[Dataset items]
————

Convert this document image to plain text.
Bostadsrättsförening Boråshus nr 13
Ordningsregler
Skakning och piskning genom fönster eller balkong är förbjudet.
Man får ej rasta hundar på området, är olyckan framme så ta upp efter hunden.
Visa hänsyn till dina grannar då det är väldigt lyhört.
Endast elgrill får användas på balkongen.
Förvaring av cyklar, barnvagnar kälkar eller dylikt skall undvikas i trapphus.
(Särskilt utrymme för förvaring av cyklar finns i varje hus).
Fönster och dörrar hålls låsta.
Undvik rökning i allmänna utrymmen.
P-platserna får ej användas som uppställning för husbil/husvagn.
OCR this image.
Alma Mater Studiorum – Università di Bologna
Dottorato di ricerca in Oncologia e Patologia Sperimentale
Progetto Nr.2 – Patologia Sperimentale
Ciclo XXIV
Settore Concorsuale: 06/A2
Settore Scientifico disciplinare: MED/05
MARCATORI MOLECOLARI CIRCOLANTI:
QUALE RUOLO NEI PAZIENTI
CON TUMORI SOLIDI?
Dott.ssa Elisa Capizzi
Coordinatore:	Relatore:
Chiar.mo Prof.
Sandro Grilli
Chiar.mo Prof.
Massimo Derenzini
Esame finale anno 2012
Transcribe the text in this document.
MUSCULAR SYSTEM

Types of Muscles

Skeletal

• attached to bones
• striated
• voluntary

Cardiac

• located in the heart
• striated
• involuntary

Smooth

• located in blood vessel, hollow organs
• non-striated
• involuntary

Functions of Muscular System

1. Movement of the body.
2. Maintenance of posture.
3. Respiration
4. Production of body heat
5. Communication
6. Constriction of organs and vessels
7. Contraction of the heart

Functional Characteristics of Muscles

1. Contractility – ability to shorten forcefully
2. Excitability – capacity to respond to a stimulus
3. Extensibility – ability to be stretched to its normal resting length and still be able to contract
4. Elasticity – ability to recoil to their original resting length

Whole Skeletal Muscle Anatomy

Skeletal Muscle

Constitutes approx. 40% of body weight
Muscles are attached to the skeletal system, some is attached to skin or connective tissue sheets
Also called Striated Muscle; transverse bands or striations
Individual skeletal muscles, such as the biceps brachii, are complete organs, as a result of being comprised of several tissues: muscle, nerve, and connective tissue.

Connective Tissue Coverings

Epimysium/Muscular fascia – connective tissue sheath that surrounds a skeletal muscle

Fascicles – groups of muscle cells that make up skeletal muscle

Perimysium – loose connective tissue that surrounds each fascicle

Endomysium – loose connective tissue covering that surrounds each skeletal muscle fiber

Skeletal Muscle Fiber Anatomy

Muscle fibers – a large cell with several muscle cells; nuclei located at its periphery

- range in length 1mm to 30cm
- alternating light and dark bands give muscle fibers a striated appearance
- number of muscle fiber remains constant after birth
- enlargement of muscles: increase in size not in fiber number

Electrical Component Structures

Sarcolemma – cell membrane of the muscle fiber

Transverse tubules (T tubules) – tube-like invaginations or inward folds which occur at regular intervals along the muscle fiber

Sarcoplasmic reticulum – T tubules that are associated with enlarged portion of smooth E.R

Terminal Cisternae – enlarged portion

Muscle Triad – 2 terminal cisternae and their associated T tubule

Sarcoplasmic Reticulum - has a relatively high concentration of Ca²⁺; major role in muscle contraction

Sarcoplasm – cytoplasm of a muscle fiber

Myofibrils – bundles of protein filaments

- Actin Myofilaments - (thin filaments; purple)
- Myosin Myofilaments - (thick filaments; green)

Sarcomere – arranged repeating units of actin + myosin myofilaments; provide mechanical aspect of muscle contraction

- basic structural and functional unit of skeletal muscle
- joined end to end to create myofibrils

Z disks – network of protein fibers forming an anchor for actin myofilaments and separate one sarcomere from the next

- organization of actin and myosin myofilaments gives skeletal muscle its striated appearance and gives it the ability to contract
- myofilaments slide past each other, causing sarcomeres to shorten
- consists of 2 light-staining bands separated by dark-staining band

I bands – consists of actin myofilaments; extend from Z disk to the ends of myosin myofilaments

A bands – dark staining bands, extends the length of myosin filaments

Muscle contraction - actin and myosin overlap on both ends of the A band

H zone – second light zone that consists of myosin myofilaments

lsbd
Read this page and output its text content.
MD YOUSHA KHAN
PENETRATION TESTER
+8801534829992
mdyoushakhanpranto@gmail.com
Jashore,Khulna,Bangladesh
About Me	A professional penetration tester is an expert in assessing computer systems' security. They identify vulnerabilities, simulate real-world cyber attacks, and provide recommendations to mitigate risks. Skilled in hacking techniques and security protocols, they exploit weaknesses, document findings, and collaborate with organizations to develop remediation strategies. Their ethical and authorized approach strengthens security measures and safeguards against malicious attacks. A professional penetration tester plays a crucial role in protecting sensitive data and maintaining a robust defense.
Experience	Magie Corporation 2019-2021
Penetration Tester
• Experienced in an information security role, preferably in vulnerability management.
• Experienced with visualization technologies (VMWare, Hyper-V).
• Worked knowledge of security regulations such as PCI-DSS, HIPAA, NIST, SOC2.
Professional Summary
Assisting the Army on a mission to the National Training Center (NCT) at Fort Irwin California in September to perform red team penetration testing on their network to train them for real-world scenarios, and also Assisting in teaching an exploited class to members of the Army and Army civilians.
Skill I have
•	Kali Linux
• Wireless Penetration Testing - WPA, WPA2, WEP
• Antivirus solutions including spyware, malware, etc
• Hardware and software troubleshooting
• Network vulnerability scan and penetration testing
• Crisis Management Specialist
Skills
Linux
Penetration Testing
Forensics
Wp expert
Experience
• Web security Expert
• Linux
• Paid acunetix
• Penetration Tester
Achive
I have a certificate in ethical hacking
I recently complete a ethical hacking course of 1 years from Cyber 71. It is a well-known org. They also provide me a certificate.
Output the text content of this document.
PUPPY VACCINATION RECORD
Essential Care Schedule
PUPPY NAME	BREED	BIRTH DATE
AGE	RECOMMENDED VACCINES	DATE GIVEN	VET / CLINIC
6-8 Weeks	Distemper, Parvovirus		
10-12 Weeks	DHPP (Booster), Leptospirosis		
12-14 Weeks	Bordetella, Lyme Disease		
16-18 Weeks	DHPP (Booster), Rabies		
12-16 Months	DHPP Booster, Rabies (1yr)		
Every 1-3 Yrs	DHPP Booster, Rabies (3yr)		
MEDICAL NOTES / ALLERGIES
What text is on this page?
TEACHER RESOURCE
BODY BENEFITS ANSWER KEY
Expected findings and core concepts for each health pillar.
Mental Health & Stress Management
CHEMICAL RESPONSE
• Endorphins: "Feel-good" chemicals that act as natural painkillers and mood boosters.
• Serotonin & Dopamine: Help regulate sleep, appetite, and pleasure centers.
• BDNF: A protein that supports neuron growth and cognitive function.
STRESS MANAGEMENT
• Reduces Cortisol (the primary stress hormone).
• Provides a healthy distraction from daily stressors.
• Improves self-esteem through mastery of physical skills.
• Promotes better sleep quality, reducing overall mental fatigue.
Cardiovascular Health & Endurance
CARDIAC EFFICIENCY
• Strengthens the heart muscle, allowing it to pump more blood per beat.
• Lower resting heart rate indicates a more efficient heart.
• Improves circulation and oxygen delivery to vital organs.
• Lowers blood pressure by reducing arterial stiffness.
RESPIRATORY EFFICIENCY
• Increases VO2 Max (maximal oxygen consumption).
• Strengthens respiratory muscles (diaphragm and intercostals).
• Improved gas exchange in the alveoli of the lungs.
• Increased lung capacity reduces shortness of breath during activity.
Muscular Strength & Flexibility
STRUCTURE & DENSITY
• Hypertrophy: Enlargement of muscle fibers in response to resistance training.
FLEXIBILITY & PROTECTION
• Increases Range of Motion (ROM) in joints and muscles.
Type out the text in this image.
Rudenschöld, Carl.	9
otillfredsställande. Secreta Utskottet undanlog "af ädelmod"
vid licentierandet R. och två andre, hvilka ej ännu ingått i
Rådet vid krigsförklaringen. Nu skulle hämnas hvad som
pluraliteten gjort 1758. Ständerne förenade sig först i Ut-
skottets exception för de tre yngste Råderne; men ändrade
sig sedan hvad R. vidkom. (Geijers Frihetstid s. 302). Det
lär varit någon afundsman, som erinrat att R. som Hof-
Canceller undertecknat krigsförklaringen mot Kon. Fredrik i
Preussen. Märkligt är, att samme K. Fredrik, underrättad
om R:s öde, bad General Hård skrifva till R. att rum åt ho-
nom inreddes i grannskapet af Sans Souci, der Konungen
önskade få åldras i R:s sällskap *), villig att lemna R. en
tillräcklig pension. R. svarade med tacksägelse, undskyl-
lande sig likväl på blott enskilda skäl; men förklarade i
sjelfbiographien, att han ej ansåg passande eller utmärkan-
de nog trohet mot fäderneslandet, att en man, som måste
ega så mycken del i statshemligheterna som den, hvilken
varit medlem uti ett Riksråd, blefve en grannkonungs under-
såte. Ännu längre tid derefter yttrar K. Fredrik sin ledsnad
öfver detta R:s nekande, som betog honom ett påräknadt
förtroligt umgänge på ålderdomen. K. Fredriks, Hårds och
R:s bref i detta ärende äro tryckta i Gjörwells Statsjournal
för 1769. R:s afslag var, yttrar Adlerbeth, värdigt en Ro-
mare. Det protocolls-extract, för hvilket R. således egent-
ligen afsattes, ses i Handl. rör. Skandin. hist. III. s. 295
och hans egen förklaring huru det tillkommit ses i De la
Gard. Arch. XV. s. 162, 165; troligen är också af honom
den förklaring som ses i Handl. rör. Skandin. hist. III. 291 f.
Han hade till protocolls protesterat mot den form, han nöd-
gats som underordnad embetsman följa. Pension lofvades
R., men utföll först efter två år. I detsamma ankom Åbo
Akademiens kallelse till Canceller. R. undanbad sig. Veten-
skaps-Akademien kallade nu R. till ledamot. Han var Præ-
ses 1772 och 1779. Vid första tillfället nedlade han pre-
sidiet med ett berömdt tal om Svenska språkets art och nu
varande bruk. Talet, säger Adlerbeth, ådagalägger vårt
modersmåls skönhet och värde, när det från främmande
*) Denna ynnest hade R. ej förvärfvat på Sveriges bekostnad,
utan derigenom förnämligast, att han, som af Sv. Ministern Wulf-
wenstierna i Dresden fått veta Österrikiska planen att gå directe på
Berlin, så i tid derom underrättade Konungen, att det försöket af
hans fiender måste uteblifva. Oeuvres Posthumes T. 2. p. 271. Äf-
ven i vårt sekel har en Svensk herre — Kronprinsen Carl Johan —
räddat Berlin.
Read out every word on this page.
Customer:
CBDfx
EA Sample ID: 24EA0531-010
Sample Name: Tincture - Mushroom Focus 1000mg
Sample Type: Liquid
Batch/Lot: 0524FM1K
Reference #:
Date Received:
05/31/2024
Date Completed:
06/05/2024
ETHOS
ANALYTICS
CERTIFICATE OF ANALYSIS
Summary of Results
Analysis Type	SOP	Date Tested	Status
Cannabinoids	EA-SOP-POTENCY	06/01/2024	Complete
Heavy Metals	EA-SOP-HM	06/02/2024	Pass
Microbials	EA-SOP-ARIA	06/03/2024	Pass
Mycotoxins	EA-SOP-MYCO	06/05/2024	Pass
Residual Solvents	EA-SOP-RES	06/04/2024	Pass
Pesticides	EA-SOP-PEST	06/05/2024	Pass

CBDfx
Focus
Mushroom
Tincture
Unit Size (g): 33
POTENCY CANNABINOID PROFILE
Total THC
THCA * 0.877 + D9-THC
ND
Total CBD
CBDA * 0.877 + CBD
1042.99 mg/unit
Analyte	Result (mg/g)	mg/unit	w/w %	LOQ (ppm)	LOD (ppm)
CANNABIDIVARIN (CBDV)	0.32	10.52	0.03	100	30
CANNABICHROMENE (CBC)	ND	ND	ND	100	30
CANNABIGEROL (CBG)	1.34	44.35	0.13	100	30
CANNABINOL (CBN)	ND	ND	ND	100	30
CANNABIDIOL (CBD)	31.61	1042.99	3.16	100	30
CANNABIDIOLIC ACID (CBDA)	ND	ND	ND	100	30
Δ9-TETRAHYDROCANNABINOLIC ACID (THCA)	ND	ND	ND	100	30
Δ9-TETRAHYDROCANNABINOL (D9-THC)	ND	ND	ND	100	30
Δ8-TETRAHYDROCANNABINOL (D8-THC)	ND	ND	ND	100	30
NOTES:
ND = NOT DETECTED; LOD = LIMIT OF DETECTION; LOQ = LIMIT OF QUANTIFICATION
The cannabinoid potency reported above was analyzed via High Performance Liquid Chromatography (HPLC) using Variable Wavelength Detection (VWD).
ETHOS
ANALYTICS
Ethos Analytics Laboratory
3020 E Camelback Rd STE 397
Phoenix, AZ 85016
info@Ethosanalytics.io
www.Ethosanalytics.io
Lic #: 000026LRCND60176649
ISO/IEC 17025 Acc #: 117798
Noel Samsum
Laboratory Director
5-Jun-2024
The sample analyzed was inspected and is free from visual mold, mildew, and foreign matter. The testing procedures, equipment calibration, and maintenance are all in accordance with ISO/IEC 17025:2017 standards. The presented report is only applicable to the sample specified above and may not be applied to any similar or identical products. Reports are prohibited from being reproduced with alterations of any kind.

————

Each line of the records above that includes the string "DHPP" should be counted. Report the total alone.

4